Text segment Block Start
In this example gpu_mode
describes the number of gpus to use. In Perlmutter there are four GPUs in a node. Unfortunately to this date, the current release of the cuQuantum Appliance only supports a single node, however a multi-node version already exists as shown in NVIDIAs Blog and is said to release to the public soon.
Benchmark
To validate this is working I used a simple sample script similar to pennylane’s gpu benchmark
import qsimcirq
import pennylane as qml
from timeit import default_timer as timer
wires = 28
layers = 1
num_runs = 50
GPUs = 4
qs_opts = qsimcirq.QSimOptions(cpu_threads=64, verbosity=0, gpu_mode=GPUs)
qs = qsimcirq.QSimSimulator(qs_opts)
dev = qml.device('cirq.simulator', wires=wires, simulator=qs)
@qml.qnode(dev)
def circuit(parameters):
qml.StronglyEntanglingLayers(weights=parameters, wires=range(wires))
return [qml.expval(qml.PauliZ(i)) for i in range(wires)]
shape = qml.StronglyEntanglingLayers.shape(n_layers=layers, n_wires=wires)
weights = qml.numpy.random.random(size=shape)
timing = []
for t in range(num_runs):
start = timer()
val = circuit(weights)
end = timer()
timing.append(end - start)
print('run: ', t, end="\r")
print(qml.numpy.mean(timing))
As you can see I only benchmark the execution of circuits.
Below I show the results of the benchmark code for different numbers of GPUs.
As we can see, this setup has only has a speedup for system above approximately $28$ qubits. Below that, the overhead from splitting the circuit and distributing it between GPUs is too large. I only show systems up to $32$, since larger systems don’t fit into a single GPU anymore anyways.
When training VQCs we don’t just want to execute circuits, but rather have to differentiate them with respect to the trainable parameters. The by far fastest method is the adjoint differentiation introduced in ( Citation: Jones & Gacon, 2020 Jones, T. & Gacon, J. (2020). Efficient calculation of gradients in classical simulations of variational quantum algorithms. Retrieved from http://arxiv.org/abs/2009.02823 ) . This method is only applicable to simulation, where it takes advantage of the fact, that we can access the state vector at any point in the circuit. When calculating the derivative with respect to many different parameters we then don’t have to simulate the whole circuit every time, but can ‘undo’ a small number of gates by applying the adjoint and in this way get the derivative to different parameters with a very small effort.
Text segment Block End
Record excerpts Block Start
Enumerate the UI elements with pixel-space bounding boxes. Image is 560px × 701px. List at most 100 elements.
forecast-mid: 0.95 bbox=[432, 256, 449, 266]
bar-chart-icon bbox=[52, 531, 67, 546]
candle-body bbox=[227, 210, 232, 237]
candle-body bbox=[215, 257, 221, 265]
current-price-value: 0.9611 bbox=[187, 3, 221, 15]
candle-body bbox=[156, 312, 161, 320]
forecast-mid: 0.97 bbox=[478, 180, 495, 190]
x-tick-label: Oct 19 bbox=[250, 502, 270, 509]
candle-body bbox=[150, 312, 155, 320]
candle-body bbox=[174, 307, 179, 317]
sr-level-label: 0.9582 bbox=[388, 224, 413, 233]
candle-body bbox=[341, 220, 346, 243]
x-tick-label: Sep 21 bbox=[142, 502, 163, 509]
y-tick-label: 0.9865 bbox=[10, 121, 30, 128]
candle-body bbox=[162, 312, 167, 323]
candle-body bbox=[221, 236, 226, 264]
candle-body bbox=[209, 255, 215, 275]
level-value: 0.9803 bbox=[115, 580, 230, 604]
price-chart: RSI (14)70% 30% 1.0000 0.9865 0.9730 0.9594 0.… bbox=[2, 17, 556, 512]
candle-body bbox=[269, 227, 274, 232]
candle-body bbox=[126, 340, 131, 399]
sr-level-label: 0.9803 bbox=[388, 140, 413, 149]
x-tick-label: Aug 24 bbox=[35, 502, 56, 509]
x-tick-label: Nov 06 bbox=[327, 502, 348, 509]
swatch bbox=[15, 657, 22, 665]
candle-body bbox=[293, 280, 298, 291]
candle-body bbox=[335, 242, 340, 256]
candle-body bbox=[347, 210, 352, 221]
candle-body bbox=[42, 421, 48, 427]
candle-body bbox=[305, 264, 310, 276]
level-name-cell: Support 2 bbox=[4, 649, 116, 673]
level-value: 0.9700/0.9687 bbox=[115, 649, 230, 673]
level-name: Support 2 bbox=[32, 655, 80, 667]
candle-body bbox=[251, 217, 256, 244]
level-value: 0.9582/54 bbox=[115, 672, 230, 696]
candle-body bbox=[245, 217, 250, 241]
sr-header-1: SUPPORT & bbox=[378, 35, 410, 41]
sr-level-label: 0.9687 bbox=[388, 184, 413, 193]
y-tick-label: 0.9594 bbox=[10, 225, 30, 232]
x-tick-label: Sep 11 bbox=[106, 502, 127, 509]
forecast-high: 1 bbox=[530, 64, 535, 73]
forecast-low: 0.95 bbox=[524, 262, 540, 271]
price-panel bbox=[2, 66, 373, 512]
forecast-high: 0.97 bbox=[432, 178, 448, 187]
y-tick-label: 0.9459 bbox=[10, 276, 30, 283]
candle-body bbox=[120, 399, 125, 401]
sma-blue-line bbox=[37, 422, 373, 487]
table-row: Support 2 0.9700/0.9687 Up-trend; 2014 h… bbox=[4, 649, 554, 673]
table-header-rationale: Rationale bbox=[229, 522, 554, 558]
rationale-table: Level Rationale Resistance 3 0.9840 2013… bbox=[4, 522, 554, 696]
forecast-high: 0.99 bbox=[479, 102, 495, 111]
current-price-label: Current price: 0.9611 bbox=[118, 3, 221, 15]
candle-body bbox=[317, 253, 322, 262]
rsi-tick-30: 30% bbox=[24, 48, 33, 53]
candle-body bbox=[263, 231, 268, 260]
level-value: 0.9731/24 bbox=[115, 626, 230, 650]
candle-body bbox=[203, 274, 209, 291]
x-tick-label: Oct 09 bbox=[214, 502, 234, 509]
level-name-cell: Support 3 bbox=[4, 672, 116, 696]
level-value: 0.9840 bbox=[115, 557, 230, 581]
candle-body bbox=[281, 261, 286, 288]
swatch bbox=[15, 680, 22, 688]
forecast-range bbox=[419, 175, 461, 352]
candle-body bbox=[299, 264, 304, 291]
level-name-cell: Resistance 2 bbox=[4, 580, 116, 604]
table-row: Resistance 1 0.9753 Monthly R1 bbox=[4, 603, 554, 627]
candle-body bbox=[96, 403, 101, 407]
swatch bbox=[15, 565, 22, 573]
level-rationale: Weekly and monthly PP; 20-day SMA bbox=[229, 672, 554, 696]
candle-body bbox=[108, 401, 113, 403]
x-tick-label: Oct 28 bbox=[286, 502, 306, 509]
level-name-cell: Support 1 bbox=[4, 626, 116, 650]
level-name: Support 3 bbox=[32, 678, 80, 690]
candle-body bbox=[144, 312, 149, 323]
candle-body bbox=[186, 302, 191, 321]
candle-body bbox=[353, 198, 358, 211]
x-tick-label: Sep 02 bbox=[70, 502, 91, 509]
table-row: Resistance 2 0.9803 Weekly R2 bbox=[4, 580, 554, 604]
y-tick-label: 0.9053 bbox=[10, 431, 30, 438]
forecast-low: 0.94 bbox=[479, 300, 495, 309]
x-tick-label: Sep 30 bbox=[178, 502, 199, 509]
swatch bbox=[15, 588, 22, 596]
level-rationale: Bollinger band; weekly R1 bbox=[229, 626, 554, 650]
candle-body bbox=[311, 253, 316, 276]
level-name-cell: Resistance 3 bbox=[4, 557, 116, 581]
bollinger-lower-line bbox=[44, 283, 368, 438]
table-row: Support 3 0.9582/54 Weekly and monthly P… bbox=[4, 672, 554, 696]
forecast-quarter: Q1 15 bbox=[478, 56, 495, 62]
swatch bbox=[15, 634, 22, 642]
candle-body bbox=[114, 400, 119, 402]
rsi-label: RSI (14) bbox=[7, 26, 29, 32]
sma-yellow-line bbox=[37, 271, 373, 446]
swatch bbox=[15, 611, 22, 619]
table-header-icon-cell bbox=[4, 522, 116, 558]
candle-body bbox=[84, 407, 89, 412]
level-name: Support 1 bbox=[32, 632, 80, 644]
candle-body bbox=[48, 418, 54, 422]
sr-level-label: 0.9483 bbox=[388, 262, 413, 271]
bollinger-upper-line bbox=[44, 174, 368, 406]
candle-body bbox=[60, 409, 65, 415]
Record excerpts Block End
Tasks »
**A.** Decide whether each statement agrees with the cuQuantum benchmark text. For each, answer yes or no and quote the exact words that decide it. (i) A Perlmutter node contains four GPUs. (ii) The current release of the cuQuantum Appliance supports multiple nodes. (iii) Below roughly 28 qubits, splitting the circuit across GPUs pays off.
**B.** From the cuQuantum benchmark text, extract the passage starting with "val = circuit(weights)" and going on through "numbers of GPUs.".
**C.** In the cuQuantum benchmark text, which differentiation method is described as by far the fastest?
This data comes from a different source than the cuQuantum benchmark text.

Answers to the tasks »
**A.**
(i) Yes: "In Perlmutter there are four GPUs in a node."
(ii) No: "the current release of the cuQuantum Appliance only supports a single node"
(iii) No: "Below that, the overhead from splitting the circuit and distributing it between GPUs is too large."

**B.**
val = circuit(weights)
end = timer()
timing.append(end - start)
print('run: ', t, end="\r")
print(qml.numpy.mean(timing))
As you can see I only benchmark the execution of circuits.
Below I show the results of the benchmark code for different numbers of GPUs.

**C.** The adjoint differentiation method introduced by Jones & Gacon (2020).